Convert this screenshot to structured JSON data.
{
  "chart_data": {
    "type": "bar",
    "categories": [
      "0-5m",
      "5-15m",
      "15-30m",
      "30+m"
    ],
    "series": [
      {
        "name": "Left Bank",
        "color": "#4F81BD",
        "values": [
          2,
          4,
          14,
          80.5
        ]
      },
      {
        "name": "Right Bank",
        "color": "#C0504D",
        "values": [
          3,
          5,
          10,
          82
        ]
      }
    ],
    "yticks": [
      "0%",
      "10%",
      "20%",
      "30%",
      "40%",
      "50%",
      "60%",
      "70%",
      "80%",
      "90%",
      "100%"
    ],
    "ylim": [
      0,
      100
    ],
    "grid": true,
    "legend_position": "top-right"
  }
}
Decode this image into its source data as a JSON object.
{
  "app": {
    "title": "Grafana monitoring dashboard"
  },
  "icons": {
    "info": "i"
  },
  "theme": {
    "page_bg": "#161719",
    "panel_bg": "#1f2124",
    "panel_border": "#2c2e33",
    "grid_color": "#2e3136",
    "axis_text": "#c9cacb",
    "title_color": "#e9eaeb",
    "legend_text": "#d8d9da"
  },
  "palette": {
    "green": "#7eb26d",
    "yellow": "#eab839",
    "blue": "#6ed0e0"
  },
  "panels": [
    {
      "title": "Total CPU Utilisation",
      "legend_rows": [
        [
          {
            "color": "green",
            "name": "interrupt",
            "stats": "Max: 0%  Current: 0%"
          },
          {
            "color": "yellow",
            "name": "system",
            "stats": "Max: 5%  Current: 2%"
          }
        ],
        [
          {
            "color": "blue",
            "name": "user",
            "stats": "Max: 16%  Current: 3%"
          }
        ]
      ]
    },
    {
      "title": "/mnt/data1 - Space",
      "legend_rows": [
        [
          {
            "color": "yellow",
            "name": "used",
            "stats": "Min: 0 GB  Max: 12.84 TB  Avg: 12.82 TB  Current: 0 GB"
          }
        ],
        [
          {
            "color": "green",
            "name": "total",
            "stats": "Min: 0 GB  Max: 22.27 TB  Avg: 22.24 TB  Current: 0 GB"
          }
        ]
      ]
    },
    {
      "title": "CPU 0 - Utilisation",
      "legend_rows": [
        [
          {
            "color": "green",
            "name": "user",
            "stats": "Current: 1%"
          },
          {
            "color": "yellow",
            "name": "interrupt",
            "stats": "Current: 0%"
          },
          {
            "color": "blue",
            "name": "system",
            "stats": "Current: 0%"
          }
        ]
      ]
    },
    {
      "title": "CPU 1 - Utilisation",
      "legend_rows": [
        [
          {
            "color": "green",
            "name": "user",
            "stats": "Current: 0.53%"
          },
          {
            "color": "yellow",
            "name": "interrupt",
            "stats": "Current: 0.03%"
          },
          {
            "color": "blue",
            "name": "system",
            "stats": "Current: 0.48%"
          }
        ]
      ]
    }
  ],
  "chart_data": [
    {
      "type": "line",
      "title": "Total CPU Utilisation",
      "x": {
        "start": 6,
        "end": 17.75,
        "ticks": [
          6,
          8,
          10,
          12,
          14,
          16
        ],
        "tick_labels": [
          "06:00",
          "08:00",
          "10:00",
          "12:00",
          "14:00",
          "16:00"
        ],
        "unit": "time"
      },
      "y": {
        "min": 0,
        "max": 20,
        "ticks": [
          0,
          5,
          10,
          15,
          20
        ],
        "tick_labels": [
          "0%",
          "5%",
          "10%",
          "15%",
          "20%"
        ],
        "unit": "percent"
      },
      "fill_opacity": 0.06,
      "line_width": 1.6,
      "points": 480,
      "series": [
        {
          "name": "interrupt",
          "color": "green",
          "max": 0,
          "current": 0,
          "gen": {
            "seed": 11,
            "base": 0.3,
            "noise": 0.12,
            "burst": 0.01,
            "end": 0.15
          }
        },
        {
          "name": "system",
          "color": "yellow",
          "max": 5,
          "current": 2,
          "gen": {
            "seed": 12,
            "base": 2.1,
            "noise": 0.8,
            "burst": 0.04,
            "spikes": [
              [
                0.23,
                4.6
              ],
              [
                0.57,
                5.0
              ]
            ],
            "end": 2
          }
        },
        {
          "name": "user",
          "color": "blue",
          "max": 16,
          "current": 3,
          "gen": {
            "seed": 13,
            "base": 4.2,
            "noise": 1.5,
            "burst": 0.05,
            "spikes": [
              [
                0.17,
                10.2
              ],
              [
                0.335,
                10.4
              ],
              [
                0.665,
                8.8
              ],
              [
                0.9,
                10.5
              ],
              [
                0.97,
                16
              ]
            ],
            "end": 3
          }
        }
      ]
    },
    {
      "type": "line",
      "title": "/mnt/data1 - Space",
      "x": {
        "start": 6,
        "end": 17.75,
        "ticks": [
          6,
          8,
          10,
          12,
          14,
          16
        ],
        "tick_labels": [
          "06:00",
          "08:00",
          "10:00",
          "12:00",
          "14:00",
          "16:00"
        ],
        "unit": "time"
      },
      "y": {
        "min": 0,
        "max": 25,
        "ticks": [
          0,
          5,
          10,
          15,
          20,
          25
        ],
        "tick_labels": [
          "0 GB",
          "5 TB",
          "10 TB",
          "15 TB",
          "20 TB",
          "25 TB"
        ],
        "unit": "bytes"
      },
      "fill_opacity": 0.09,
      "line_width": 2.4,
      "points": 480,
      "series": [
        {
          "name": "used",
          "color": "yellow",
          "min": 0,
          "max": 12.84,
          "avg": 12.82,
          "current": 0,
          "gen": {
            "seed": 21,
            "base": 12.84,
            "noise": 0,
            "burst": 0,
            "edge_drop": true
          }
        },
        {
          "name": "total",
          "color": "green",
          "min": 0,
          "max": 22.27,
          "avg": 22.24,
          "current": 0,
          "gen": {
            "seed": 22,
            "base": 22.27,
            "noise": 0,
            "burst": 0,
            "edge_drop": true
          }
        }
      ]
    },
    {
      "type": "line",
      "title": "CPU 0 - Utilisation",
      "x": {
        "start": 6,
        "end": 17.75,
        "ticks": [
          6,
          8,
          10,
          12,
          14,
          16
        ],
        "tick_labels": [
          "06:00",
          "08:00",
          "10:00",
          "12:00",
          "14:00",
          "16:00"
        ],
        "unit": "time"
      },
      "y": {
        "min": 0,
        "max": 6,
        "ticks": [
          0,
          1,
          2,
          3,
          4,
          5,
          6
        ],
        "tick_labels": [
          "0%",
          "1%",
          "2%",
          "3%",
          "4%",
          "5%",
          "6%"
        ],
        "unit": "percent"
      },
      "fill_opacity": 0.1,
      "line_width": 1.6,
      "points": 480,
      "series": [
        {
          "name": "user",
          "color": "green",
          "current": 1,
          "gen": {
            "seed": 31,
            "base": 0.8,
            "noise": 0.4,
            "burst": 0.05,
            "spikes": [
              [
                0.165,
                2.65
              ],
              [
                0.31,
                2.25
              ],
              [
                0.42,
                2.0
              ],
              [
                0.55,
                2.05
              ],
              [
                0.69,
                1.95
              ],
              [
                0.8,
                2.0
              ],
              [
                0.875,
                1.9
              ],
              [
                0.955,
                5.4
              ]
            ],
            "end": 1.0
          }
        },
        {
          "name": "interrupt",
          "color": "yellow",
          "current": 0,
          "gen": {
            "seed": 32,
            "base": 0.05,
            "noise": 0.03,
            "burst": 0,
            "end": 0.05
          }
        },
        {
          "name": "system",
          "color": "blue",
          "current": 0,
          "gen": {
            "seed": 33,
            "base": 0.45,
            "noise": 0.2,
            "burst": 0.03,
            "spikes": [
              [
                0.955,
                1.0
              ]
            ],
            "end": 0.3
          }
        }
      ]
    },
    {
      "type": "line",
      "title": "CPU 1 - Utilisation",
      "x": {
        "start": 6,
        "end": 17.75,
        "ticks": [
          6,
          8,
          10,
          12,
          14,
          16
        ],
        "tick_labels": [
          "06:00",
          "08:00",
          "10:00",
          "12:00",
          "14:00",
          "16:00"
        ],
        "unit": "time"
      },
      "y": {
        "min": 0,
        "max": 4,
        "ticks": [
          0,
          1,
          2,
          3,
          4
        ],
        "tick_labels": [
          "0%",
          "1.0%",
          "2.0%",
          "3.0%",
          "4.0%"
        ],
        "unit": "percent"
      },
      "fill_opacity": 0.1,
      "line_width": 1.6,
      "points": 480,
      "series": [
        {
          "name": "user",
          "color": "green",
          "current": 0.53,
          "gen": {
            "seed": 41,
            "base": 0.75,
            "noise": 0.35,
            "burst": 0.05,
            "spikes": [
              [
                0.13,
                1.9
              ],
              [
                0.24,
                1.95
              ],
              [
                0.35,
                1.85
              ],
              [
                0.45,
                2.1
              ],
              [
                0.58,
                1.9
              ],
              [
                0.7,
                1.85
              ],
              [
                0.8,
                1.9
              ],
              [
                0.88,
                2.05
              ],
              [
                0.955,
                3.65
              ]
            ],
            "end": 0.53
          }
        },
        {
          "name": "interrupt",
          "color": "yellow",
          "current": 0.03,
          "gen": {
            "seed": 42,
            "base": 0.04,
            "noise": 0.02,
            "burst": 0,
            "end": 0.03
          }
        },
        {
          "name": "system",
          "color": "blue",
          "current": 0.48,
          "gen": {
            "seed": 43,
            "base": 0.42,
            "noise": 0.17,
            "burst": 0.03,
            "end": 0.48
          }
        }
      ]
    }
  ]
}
● ● ● ●
● Task to carry out: How many lines in the data contain the string "seed"? Respond with the number only.

● Task answer: 11